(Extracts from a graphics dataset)
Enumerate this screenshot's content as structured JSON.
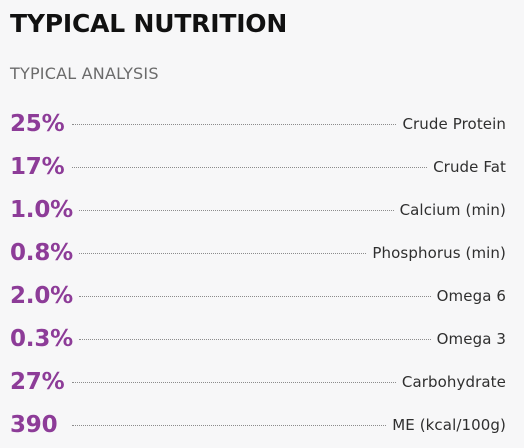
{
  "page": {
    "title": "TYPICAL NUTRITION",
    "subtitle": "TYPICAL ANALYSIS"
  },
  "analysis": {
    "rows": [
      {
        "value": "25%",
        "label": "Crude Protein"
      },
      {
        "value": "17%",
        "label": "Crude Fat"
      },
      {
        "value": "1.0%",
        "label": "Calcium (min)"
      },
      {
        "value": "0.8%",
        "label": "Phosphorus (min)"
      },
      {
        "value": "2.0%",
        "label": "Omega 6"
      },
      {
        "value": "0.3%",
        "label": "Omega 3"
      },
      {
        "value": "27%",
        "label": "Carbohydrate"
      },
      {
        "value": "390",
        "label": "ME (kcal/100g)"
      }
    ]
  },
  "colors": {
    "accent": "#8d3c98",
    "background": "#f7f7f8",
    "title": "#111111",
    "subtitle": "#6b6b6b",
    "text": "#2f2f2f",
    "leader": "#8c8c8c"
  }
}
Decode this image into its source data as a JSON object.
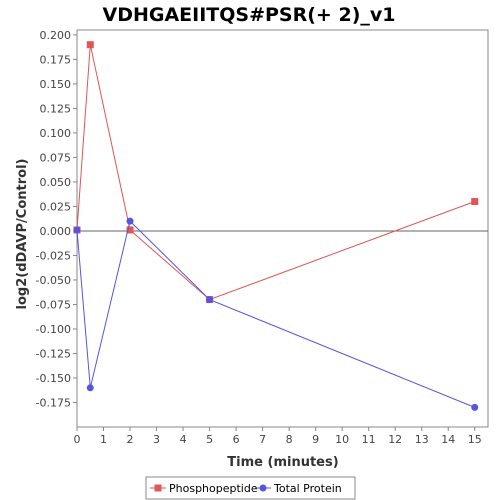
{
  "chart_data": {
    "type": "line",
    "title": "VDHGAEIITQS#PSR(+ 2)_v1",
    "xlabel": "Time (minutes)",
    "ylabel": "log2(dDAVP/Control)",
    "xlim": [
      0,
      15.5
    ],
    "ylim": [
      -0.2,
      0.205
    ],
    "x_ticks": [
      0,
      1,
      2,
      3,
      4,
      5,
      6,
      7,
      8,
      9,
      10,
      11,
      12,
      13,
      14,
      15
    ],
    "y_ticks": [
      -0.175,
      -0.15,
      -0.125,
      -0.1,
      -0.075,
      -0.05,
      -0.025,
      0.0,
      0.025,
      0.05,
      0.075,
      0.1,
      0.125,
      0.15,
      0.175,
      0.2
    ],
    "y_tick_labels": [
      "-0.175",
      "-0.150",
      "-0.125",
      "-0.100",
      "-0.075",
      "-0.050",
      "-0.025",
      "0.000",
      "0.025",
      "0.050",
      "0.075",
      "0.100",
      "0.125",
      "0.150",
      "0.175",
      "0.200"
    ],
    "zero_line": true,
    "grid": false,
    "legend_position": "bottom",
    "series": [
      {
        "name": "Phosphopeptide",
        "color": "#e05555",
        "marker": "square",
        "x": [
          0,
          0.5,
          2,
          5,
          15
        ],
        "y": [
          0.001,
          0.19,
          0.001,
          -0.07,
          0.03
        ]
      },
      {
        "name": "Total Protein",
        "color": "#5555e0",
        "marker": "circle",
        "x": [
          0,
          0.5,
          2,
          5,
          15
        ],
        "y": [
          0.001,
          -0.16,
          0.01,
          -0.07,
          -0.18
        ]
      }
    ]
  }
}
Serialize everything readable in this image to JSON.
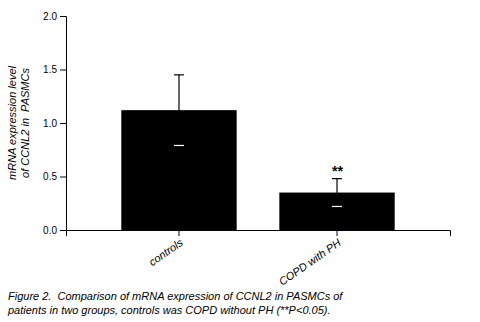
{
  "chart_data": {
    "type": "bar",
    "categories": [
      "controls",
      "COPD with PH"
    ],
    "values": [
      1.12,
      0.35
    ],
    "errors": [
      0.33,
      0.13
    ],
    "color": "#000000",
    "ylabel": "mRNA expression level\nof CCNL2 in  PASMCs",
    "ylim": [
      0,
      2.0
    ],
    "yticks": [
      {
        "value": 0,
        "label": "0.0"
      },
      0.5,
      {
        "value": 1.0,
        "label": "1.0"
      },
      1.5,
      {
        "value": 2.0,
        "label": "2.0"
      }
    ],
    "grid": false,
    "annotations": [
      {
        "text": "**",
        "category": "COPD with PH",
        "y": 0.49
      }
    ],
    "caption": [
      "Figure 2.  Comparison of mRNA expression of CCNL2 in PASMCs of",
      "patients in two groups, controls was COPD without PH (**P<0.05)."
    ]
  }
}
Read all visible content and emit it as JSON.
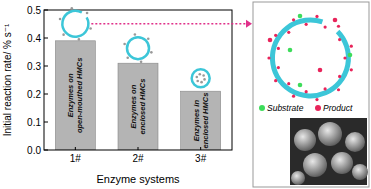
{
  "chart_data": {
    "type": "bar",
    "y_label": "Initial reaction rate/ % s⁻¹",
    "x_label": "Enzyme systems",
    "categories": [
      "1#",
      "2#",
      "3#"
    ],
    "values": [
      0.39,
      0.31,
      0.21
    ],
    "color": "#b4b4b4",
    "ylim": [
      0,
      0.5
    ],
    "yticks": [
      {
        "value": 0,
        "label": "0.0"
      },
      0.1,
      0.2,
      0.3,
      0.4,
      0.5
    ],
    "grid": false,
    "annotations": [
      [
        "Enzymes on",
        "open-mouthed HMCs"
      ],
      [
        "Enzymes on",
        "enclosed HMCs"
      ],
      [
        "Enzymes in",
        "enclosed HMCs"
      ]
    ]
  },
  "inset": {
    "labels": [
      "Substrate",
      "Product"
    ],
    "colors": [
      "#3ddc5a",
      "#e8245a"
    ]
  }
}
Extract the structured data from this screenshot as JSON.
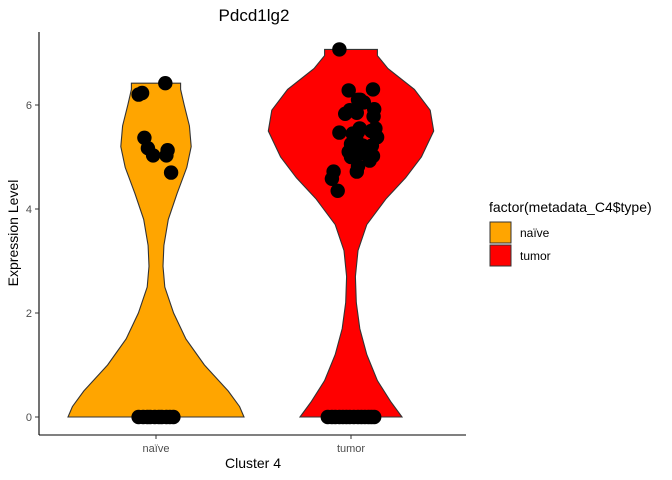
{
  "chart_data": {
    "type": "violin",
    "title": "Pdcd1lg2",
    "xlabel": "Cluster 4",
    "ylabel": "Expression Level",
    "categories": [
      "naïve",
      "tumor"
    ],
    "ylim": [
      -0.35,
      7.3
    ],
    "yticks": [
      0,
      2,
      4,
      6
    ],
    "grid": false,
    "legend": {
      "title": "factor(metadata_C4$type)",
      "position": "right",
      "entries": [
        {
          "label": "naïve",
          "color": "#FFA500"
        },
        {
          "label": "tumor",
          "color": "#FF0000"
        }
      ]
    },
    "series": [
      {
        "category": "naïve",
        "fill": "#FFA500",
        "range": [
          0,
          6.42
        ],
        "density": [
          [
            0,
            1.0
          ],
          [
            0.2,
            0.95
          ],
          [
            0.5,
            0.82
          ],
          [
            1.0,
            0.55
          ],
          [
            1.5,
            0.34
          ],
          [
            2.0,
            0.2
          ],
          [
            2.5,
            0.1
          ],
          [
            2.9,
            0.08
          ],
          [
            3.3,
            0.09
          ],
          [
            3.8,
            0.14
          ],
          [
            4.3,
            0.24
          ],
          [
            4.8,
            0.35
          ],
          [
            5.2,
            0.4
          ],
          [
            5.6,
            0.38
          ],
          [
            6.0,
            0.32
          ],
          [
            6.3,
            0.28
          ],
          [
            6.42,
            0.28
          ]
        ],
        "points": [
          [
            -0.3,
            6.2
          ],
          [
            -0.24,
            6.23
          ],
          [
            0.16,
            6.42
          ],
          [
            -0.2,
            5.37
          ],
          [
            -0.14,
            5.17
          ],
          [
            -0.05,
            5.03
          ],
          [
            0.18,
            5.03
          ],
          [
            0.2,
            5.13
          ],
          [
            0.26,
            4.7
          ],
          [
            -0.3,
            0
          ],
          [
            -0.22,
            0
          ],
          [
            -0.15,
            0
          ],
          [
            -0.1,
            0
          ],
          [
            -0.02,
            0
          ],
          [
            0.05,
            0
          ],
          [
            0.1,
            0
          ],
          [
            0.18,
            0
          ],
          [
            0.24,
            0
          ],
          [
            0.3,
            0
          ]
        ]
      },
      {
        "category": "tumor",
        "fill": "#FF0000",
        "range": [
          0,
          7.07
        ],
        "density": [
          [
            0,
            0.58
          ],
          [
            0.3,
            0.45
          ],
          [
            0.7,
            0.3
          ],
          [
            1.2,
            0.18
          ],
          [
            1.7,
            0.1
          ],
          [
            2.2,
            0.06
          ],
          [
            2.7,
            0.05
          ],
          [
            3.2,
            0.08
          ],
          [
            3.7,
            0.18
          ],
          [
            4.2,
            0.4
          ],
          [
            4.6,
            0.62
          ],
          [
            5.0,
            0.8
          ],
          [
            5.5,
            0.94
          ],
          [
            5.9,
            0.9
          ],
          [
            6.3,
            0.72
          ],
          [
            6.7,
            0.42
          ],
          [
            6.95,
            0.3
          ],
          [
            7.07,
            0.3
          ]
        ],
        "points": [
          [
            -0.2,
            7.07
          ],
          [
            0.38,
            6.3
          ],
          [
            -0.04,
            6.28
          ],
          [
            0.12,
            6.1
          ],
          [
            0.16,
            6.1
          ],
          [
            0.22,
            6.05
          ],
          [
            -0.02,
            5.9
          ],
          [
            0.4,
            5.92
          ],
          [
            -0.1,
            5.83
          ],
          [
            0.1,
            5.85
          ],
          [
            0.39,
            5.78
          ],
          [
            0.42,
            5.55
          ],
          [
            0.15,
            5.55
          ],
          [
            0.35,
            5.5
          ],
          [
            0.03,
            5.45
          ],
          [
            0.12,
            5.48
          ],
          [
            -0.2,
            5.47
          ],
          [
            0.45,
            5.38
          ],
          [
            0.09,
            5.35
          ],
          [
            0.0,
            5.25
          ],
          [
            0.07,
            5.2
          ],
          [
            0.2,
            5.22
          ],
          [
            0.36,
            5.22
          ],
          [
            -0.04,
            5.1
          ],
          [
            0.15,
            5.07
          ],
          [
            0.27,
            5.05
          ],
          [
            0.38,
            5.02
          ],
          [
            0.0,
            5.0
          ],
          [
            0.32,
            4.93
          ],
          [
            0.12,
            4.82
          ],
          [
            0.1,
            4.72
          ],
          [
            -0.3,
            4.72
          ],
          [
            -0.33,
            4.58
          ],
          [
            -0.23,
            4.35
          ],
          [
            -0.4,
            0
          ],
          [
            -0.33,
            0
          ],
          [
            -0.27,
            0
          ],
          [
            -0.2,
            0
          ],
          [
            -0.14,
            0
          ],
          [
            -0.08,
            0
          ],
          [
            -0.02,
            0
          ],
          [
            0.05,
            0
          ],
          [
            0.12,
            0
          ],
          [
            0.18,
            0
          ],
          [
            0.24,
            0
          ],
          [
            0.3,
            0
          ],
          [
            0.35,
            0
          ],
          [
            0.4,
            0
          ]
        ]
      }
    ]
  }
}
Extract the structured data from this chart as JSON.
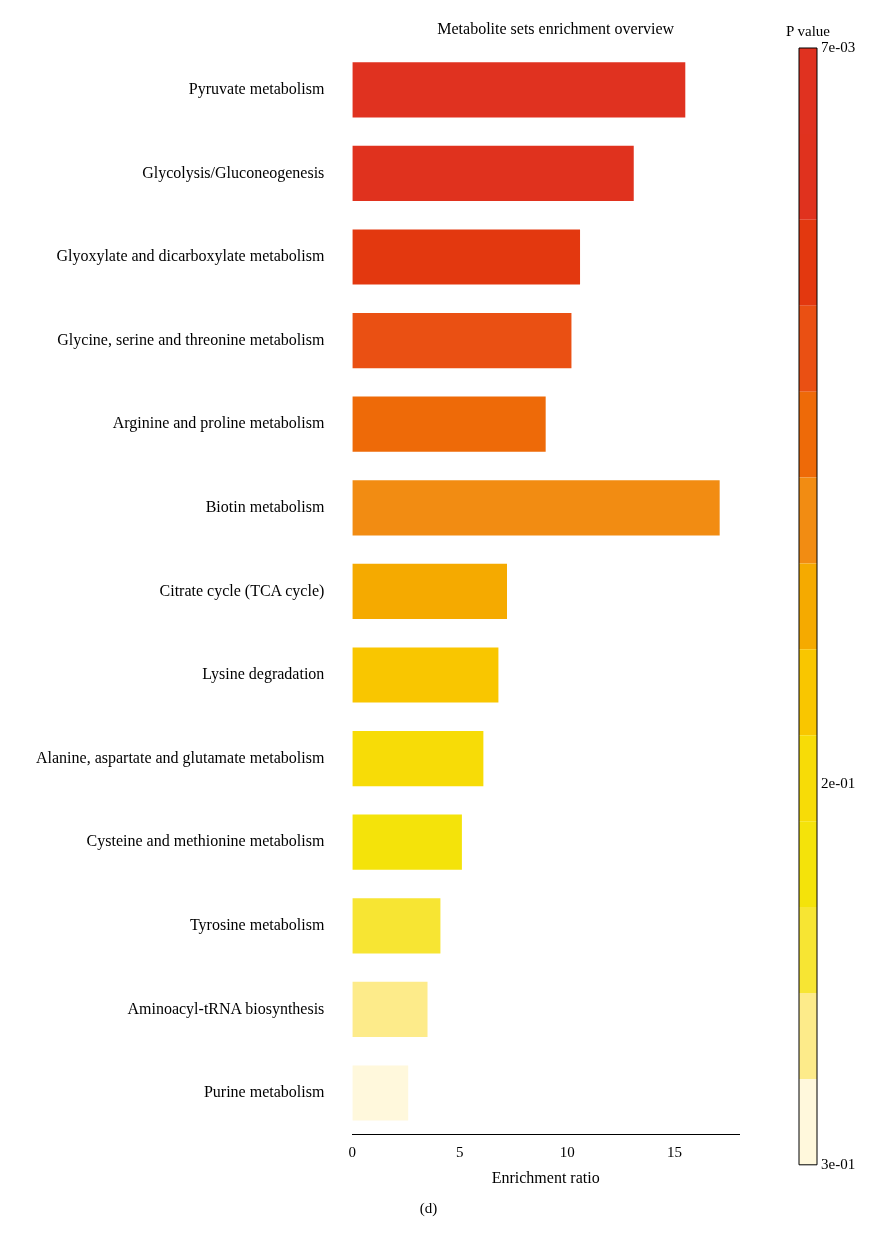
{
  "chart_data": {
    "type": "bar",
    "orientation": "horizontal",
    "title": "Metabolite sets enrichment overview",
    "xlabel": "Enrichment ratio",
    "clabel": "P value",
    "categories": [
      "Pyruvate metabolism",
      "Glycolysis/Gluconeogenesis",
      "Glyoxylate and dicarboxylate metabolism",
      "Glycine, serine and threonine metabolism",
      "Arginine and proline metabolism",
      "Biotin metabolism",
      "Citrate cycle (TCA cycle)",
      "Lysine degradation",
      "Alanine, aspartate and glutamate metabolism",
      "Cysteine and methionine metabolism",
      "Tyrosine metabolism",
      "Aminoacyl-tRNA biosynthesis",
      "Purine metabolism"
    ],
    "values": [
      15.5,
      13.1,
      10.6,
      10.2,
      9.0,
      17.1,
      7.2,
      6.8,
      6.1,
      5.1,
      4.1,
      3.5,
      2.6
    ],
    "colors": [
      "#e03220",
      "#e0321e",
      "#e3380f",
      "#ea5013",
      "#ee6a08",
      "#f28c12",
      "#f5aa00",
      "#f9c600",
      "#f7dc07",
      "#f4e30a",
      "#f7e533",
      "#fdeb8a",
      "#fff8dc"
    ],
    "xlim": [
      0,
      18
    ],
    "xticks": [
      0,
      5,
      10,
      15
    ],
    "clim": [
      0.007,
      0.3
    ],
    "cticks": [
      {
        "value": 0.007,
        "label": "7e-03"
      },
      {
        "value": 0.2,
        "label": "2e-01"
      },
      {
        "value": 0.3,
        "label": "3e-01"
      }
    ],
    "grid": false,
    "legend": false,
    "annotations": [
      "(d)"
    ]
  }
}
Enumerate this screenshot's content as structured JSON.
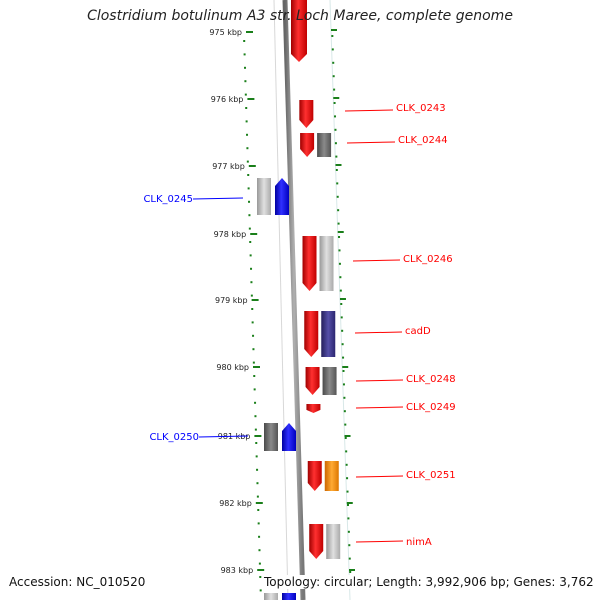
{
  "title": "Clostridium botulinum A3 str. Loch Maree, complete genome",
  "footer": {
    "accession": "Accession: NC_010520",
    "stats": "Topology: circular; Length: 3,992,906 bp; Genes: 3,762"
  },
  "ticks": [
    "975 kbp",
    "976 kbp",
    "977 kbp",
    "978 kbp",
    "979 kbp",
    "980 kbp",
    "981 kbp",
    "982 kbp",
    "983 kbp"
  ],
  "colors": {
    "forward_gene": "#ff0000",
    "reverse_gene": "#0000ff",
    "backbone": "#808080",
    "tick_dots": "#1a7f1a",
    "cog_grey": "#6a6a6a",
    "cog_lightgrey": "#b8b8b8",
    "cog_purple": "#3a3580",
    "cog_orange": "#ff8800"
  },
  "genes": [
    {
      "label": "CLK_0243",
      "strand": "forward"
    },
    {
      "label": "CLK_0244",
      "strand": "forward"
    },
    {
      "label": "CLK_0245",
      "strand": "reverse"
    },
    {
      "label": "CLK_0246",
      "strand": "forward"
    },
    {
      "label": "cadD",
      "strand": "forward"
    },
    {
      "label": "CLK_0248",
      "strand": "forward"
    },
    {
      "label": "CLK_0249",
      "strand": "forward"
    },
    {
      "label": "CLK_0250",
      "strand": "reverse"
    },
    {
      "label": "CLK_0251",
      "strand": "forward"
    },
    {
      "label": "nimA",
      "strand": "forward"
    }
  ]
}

Exercise instructions: Check every line of the records above for the string "metabolism". Copy those that hold it.

Exercise result:
      "Pyruvate metabolism",
      "Glyoxylate and dicarboxylate metabolism",
      "Glycine, serine and threonine metabolism",
      "Arginine and proline metabolism",
      "Biotin metabolism",
      "Alanine, aspartate and glutamate metabolism",
      "Cysteine and methionine metabolism",
      "Tyrosine metabolism",
      "Purine metabolism"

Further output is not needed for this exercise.